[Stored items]
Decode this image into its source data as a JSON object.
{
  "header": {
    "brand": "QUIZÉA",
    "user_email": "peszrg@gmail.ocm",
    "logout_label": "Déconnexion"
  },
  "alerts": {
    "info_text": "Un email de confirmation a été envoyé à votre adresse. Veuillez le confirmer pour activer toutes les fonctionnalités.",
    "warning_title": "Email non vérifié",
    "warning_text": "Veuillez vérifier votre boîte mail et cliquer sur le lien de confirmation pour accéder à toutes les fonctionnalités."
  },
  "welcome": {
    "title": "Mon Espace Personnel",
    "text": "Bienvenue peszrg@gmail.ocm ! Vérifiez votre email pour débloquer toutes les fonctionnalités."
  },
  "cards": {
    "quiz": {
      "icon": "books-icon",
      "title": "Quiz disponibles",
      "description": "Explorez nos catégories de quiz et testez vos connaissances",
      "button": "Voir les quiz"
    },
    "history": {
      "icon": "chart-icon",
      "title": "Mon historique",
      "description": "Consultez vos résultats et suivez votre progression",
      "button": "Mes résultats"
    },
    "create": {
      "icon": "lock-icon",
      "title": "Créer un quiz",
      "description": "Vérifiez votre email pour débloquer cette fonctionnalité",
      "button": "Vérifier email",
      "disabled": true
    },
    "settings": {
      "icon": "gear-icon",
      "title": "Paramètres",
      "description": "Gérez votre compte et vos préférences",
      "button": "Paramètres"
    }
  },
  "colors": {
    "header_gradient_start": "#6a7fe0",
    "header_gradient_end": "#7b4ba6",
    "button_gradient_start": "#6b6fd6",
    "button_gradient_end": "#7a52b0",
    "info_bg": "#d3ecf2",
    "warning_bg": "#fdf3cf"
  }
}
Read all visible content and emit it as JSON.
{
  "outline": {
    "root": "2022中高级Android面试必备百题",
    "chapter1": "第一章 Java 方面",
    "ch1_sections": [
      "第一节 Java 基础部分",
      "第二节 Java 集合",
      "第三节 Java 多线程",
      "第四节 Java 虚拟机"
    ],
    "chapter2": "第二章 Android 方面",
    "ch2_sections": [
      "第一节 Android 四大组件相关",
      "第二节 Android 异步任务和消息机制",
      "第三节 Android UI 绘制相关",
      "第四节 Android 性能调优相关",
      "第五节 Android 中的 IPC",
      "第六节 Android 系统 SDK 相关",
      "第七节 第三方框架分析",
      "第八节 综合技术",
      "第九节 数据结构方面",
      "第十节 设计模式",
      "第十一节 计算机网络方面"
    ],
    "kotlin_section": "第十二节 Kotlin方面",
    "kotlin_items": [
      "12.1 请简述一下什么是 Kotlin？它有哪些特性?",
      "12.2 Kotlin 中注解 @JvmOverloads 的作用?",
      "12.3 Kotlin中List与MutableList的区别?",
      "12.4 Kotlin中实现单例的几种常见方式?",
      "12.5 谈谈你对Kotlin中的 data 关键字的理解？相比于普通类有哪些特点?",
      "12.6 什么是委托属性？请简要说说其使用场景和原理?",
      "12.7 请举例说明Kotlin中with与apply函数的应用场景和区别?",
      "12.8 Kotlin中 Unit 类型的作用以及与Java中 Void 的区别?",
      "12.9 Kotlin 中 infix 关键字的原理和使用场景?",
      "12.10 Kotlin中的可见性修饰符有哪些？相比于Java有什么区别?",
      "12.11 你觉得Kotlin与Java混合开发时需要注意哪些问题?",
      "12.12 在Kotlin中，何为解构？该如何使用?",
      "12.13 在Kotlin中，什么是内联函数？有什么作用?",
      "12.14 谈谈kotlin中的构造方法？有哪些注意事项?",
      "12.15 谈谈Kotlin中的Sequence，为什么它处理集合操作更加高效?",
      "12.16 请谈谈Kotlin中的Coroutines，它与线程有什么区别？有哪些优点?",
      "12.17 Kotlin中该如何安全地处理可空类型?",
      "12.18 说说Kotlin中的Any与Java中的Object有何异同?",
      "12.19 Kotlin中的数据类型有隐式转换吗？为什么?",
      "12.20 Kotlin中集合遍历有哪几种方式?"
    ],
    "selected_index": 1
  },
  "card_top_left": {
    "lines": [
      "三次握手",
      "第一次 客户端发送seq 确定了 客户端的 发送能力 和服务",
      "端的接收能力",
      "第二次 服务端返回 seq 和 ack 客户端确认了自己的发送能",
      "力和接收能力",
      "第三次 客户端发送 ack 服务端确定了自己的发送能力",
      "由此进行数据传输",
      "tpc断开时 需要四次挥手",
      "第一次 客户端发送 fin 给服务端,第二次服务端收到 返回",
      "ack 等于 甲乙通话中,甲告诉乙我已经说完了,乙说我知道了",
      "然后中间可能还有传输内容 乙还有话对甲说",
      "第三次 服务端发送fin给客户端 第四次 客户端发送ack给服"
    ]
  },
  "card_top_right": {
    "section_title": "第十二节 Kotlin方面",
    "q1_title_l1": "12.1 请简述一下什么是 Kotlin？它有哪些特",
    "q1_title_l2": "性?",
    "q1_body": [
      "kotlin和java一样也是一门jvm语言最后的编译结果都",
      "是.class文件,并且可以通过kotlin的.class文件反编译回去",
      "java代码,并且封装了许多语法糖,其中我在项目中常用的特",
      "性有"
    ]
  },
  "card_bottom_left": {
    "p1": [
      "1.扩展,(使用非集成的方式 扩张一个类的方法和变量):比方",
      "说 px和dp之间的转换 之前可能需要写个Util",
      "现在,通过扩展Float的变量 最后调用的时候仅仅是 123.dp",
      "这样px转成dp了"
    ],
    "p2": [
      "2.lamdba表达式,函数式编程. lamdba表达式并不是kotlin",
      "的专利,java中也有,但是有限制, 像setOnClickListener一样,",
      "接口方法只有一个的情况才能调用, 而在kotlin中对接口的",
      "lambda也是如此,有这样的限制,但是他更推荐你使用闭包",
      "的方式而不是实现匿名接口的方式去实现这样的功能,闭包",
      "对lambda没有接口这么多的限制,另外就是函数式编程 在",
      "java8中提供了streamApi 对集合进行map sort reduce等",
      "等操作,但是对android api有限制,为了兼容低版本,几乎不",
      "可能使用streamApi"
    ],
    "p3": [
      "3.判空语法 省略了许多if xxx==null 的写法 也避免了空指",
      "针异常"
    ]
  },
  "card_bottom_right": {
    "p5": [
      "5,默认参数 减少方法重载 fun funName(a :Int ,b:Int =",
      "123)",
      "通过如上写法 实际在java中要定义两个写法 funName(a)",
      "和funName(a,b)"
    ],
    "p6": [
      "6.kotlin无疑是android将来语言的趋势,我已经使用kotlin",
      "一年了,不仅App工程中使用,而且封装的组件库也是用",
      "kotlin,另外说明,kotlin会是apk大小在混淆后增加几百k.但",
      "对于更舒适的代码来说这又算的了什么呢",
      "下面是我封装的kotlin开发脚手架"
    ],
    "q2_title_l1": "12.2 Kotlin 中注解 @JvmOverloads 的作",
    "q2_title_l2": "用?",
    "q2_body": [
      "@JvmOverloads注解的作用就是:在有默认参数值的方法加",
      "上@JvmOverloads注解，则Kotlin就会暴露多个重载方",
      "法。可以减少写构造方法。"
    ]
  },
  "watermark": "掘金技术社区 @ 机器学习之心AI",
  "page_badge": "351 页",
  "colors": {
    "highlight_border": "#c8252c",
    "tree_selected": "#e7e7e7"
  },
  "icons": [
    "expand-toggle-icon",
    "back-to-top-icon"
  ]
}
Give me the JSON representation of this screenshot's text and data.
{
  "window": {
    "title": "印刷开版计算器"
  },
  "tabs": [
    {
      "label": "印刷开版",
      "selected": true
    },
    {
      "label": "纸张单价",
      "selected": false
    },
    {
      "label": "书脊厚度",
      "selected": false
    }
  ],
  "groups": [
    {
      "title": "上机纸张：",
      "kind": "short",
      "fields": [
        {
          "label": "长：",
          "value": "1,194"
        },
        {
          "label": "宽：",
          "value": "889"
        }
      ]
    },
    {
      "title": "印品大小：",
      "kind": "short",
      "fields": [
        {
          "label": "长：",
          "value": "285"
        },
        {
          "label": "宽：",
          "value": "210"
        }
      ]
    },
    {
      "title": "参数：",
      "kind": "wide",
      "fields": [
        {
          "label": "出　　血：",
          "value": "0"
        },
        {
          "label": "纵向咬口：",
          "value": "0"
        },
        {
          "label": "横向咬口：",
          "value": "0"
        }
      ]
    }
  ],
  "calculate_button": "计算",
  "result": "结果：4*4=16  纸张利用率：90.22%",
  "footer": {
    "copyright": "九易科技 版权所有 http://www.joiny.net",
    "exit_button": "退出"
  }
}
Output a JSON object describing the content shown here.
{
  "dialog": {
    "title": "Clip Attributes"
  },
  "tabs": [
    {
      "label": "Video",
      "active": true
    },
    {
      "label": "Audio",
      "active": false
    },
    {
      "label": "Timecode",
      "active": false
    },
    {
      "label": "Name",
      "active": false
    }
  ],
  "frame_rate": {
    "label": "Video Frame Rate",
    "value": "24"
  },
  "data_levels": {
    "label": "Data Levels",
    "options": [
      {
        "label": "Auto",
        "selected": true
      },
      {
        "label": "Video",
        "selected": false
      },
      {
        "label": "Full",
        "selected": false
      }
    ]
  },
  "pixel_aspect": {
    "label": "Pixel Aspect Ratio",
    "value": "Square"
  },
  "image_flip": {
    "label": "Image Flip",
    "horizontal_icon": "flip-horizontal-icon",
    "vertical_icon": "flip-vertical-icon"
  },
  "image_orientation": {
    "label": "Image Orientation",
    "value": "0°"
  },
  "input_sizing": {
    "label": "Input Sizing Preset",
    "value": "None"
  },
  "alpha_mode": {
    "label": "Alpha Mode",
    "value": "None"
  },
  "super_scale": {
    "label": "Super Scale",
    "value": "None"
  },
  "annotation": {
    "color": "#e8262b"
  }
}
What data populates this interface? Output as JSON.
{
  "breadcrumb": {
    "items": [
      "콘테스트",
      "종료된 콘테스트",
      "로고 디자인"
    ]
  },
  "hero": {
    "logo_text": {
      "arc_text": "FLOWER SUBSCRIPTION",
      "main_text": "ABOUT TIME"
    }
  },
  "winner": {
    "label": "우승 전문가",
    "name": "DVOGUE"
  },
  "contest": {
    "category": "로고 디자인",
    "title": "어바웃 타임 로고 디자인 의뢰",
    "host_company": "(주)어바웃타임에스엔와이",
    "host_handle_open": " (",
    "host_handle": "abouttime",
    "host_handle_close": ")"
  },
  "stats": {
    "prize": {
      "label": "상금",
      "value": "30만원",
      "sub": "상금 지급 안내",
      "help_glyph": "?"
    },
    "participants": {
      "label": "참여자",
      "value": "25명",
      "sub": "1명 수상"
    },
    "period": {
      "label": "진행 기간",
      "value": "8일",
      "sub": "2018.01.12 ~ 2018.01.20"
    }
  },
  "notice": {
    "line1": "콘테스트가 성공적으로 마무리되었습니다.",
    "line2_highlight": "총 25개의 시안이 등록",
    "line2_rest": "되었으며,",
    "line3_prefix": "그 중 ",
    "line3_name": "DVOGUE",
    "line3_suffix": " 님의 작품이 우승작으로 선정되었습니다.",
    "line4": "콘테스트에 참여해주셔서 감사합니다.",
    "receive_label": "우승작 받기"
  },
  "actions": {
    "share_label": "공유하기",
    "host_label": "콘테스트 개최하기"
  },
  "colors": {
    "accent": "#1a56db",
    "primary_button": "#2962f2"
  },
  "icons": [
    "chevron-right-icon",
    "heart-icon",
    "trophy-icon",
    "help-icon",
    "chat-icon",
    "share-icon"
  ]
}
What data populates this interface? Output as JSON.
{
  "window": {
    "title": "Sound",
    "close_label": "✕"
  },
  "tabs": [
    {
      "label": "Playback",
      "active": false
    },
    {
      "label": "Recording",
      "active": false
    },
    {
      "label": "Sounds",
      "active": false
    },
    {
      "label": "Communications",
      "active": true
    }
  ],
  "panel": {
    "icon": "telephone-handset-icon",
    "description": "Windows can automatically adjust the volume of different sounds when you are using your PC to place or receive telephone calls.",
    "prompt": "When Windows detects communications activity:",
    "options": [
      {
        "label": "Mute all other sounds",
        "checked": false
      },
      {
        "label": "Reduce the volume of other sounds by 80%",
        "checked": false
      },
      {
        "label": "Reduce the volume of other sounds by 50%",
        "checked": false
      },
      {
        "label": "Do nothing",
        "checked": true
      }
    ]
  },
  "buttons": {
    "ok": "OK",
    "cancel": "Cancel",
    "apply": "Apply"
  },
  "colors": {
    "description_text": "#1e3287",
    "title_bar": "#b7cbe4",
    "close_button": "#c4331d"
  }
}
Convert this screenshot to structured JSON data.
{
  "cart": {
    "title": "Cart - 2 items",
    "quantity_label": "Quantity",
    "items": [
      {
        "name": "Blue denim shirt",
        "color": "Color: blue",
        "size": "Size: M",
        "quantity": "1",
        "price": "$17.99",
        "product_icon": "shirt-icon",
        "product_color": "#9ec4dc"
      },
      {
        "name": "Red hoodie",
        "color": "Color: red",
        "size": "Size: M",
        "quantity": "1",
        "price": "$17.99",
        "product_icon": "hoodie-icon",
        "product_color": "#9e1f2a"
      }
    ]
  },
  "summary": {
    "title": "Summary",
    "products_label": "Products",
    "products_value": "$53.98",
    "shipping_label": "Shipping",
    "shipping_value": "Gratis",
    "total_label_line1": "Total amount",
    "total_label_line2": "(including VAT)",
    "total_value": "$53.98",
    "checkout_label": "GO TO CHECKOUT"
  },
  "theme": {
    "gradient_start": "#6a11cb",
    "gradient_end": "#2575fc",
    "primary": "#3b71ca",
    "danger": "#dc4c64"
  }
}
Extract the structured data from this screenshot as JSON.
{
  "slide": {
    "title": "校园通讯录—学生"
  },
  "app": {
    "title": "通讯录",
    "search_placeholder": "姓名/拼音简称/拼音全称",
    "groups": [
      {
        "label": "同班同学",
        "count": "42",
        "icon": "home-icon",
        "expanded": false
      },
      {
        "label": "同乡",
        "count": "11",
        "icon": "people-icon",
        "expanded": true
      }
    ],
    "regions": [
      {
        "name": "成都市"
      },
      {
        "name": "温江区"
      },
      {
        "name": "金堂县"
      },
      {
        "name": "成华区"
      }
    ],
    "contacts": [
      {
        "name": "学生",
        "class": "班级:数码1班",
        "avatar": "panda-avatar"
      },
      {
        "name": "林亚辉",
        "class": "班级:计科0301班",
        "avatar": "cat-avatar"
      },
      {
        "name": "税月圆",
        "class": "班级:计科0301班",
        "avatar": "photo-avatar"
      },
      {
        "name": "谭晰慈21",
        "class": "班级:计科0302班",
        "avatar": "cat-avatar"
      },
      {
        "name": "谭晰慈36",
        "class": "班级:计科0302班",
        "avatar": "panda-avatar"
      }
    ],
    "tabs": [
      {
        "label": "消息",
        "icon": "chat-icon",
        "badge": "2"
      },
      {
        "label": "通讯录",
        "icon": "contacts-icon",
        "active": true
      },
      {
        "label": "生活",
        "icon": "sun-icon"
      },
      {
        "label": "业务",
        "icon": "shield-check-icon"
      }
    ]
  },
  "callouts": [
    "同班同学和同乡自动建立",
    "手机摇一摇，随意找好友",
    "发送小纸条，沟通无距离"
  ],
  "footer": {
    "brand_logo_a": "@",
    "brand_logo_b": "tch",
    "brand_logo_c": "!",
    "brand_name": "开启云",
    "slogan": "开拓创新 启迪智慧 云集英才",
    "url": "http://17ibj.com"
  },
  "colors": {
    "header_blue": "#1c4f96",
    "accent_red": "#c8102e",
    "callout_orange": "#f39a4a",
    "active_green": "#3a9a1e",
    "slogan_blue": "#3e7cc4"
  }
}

• GOAL OF THE EXERCISE
Copy each line from the data above that includes "Windows".

• SOLVED EXERCISE
    "description": "Windows can automatically adjust the volume of different sounds when you are using your PC to place or receive telephone calls.",
    "prompt": "When Windows detects communications activity:",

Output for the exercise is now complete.